- WHAT THE TASK ASKS
Reproduce every entry that follows word for word, but omit the images.
»»
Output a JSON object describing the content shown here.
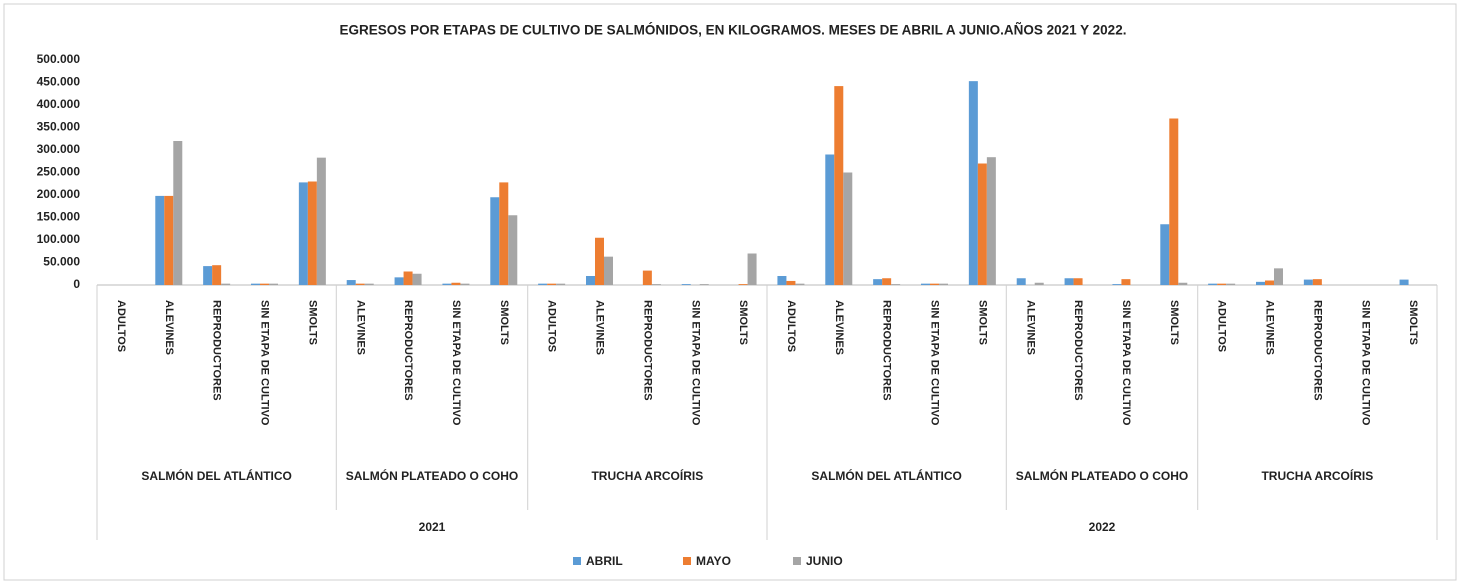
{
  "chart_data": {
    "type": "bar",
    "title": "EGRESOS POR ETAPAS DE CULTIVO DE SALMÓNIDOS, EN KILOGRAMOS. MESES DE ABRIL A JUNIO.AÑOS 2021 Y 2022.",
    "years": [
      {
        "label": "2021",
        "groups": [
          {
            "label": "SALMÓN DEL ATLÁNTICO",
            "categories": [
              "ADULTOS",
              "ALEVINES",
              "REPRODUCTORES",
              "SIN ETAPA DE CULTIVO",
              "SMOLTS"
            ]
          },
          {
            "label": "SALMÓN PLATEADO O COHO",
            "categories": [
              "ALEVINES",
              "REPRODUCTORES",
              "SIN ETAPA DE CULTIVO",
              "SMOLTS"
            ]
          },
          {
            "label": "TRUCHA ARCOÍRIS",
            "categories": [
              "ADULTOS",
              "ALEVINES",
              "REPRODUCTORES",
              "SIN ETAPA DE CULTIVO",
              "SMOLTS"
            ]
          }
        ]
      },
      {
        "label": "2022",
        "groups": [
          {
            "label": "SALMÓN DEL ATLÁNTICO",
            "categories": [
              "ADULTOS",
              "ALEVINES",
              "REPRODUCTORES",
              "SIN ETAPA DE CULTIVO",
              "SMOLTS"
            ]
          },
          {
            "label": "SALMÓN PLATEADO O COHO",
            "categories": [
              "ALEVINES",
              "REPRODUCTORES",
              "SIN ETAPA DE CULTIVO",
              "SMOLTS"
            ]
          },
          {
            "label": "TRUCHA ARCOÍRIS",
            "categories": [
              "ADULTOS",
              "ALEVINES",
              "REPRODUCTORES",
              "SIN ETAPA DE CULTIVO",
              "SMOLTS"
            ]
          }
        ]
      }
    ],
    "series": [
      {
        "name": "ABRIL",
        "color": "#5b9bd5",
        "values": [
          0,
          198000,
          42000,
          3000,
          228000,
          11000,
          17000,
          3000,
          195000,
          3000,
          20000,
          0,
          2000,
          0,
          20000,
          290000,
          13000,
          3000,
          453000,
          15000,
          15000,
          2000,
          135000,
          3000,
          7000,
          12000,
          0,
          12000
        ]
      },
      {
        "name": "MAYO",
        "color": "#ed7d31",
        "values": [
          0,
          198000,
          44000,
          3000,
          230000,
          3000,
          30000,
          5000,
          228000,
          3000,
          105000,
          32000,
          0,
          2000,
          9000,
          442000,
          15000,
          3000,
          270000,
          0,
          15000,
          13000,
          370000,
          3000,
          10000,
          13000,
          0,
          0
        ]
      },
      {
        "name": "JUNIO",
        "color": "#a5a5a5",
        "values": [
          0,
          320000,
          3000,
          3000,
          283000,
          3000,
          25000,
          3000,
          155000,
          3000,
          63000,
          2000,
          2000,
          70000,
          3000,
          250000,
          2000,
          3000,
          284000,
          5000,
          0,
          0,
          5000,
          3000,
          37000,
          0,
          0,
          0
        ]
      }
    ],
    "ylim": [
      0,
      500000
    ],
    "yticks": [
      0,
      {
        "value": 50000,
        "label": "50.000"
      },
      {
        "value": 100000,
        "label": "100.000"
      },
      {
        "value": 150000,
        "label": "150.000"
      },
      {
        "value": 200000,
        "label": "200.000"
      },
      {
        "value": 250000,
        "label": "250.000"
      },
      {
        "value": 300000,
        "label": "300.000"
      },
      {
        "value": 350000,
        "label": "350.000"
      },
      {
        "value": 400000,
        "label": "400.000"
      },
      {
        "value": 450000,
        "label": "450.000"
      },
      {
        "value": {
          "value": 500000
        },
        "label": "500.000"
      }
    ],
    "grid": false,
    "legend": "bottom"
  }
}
««
- REPLY
Output a JSON object describing the content shown here.
{
  "chart_data": {
    "type": "bar",
    "title": "EGRESOS POR ETAPAS DE CULTIVO DE SALMÓNIDOS, EN KILOGRAMOS. MESES DE ABRIL A JUNIO.AÑOS 2021 Y 2022.",
    "years": [
      {
        "label": "2021",
        "groups": [
          {
            "label": "SALMÓN DEL ATLÁNTICO",
            "categories": [
              "ADULTOS",
              "ALEVINES",
              "REPRODUCTORES",
              "SIN ETAPA DE CULTIVO",
              "SMOLTS"
            ]
          },
          {
            "label": "SALMÓN PLATEADO O COHO",
            "categories": [
              "ALEVINES",
              "REPRODUCTORES",
              "SIN ETAPA DE CULTIVO",
              "SMOLTS"
            ]
          },
          {
            "label": "TRUCHA ARCOÍRIS",
            "categories": [
              "ADULTOS",
              "ALEVINES",
              "REPRODUCTORES",
              "SIN ETAPA DE CULTIVO",
              "SMOLTS"
            ]
          }
        ]
      },
      {
        "label": "2022",
        "groups": [
          {
            "label": "SALMÓN DEL ATLÁNTICO",
            "categories": [
              "ADULTOS",
              "ALEVINES",
              "REPRODUCTORES",
              "SIN ETAPA DE CULTIVO",
              "SMOLTS"
            ]
          },
          {
            "label": "SALMÓN PLATEADO O COHO",
            "categories": [
              "ALEVINES",
              "REPRODUCTORES",
              "SIN ETAPA DE CULTIVO",
              "SMOLTS"
            ]
          },
          {
            "label": "TRUCHA ARCOÍRIS",
            "categories": [
              "ADULTOS",
              "ALEVINES",
              "REPRODUCTORES",
              "SIN ETAPA DE CULTIVO",
              "SMOLTS"
            ]
          }
        ]
      }
    ],
    "series": [
      {
        "name": "ABRIL",
        "color": "#5b9bd5",
        "values": [
          0,
          198000,
          42000,
          3000,
          228000,
          11000,
          17000,
          3000,
          195000,
          3000,
          20000,
          0,
          2000,
          0,
          20000,
          290000,
          13000,
          3000,
          453000,
          15000,
          15000,
          2000,
          135000,
          3000,
          7000,
          12000,
          0,
          12000
        ]
      },
      {
        "name": "MAYO",
        "color": "#ed7d31",
        "values": [
          0,
          198000,
          44000,
          3000,
          230000,
          3000,
          30000,
          5000,
          228000,
          3000,
          105000,
          32000,
          0,
          2000,
          9000,
          442000,
          15000,
          3000,
          270000,
          0,
          15000,
          13000,
          370000,
          3000,
          10000,
          13000,
          0,
          0
        ]
      },
      {
        "name": "JUNIO",
        "color": "#a5a5a5",
        "values": [
          0,
          320000,
          3000,
          3000,
          283000,
          3000,
          25000,
          3000,
          155000,
          3000,
          63000,
          2000,
          2000,
          70000,
          3000,
          250000,
          2000,
          3000,
          284000,
          5000,
          0,
          0,
          5000,
          3000,
          37000,
          0,
          0,
          0
        ]
      }
    ],
    "ylim": [
      0,
      500000
    ],
    "yticks": [
      0,
      {
        "value": 50000,
        "label": "50.000"
      },
      {
        "value": 100000,
        "label": "100.000"
      },
      {
        "value": 150000,
        "label": "150.000"
      },
      {
        "value": 200000,
        "label": "200.000"
      },
      {
        "value": 250000,
        "label": "250.000"
      },
      {
        "value": 300000,
        "label": "300.000"
      },
      {
        "value": 350000,
        "label": "350.000"
      },
      {
        "value": 400000,
        "label": "400.000"
      },
      {
        "value": 450000,
        "label": "450.000"
      },
      {
        "value": {
          "value": 500000
        },
        "label": "500.000"
      }
    ],
    "grid": false,
    "legend": "bottom"
  }
}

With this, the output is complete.